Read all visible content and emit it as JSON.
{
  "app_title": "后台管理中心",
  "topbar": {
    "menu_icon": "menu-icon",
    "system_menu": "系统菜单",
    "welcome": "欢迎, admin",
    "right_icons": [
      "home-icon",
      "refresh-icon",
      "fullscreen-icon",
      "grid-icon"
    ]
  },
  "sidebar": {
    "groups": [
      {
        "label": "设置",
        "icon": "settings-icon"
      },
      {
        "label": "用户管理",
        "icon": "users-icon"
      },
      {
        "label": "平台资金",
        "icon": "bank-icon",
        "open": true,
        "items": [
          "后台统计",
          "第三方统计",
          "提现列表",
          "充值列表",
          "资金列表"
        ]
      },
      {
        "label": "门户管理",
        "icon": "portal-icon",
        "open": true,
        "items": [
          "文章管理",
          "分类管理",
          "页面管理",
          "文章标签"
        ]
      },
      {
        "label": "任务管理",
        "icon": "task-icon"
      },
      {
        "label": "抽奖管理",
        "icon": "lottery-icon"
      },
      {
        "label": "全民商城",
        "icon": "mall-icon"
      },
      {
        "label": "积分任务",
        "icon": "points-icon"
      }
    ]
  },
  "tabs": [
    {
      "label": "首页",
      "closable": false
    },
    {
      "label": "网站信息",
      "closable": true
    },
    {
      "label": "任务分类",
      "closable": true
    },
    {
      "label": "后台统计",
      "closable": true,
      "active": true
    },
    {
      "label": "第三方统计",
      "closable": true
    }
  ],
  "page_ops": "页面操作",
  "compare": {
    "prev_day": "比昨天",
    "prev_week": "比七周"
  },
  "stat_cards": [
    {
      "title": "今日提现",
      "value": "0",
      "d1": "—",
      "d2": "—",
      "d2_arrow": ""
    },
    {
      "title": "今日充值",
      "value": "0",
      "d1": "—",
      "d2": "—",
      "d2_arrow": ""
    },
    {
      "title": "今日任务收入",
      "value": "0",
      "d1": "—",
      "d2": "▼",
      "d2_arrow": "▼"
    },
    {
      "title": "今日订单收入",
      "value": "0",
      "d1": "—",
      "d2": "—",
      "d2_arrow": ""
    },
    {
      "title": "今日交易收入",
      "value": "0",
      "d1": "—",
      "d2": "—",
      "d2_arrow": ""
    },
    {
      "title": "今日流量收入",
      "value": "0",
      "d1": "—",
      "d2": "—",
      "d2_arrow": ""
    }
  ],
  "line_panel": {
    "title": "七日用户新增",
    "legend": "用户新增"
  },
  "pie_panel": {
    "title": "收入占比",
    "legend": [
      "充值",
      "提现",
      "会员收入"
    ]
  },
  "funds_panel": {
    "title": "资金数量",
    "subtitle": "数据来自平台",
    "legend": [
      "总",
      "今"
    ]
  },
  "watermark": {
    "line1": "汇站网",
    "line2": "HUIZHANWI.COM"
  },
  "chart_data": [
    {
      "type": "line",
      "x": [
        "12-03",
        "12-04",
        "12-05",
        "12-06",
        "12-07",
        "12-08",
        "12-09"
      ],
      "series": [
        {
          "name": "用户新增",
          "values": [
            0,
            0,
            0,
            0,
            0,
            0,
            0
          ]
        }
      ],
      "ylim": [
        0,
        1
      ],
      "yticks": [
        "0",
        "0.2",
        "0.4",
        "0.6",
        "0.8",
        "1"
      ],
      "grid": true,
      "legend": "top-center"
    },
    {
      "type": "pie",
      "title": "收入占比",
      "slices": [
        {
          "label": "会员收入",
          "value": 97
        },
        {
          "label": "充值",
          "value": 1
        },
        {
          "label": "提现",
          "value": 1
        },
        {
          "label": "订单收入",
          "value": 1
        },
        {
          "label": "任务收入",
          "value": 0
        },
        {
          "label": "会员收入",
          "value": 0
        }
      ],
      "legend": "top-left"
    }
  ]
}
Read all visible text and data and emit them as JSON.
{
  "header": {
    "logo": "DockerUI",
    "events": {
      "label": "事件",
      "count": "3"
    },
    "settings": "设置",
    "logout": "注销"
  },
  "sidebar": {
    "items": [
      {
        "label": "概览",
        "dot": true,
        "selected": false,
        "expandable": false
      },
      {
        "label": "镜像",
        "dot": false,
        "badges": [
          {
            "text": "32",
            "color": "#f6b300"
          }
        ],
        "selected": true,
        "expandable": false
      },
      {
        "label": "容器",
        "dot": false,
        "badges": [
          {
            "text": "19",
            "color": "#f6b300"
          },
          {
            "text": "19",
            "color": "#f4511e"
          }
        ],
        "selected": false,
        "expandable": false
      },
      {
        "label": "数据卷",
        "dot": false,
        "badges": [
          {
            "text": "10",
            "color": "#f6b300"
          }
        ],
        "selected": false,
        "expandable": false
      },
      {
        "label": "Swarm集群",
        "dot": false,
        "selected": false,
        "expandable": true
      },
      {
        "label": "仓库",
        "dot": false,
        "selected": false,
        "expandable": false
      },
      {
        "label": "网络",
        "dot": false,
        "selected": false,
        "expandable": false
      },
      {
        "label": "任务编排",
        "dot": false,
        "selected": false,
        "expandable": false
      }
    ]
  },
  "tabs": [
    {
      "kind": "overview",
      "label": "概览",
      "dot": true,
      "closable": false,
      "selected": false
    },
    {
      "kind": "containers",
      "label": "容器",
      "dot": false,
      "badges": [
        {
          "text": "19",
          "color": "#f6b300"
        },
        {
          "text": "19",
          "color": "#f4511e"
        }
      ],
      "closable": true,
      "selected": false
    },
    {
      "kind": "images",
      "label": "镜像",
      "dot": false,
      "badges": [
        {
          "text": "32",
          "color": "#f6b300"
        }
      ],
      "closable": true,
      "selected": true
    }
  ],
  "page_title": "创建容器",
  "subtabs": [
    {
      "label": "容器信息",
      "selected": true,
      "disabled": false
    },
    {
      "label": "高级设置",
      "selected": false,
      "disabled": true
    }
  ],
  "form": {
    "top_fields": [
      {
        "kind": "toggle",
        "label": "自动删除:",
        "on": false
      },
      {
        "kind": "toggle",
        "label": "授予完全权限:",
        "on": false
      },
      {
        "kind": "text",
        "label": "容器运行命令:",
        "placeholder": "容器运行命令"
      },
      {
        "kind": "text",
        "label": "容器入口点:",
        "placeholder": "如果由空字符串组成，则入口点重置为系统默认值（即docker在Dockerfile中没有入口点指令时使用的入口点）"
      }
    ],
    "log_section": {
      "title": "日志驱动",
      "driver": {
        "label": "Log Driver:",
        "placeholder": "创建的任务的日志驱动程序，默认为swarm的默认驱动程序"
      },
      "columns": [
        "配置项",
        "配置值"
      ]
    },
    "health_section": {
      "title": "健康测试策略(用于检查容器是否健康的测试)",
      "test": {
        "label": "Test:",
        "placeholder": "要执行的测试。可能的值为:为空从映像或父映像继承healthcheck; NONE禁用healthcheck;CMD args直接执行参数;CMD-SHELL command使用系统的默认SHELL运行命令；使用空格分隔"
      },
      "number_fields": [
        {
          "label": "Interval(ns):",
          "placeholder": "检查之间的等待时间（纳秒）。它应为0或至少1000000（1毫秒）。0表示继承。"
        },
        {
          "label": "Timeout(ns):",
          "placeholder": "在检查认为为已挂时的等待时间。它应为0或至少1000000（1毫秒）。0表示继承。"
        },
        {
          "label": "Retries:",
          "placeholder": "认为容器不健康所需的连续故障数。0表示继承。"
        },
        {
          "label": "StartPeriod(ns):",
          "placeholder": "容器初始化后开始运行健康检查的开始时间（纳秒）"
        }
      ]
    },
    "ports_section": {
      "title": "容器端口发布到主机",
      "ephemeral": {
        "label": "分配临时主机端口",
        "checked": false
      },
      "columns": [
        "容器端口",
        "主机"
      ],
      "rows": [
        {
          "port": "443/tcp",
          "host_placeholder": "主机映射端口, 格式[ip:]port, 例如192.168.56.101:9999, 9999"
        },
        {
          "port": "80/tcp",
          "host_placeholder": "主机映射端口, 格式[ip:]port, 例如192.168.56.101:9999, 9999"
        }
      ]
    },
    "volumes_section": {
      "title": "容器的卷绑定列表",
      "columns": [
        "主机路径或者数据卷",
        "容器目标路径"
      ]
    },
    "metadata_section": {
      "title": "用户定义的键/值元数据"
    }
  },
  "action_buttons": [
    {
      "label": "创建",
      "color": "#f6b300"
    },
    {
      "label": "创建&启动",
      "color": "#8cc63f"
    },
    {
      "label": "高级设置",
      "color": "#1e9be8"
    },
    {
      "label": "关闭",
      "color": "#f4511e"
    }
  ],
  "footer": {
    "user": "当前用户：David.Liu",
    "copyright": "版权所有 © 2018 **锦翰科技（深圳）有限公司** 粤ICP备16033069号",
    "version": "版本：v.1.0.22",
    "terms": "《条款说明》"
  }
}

___

• **Task directions**
Pick out every line of the listing containing the word "visible", and show those lines.

• **Written answer**
Read all visible content and emit it as JSON.
Read all visible text and data and emit them as JSON.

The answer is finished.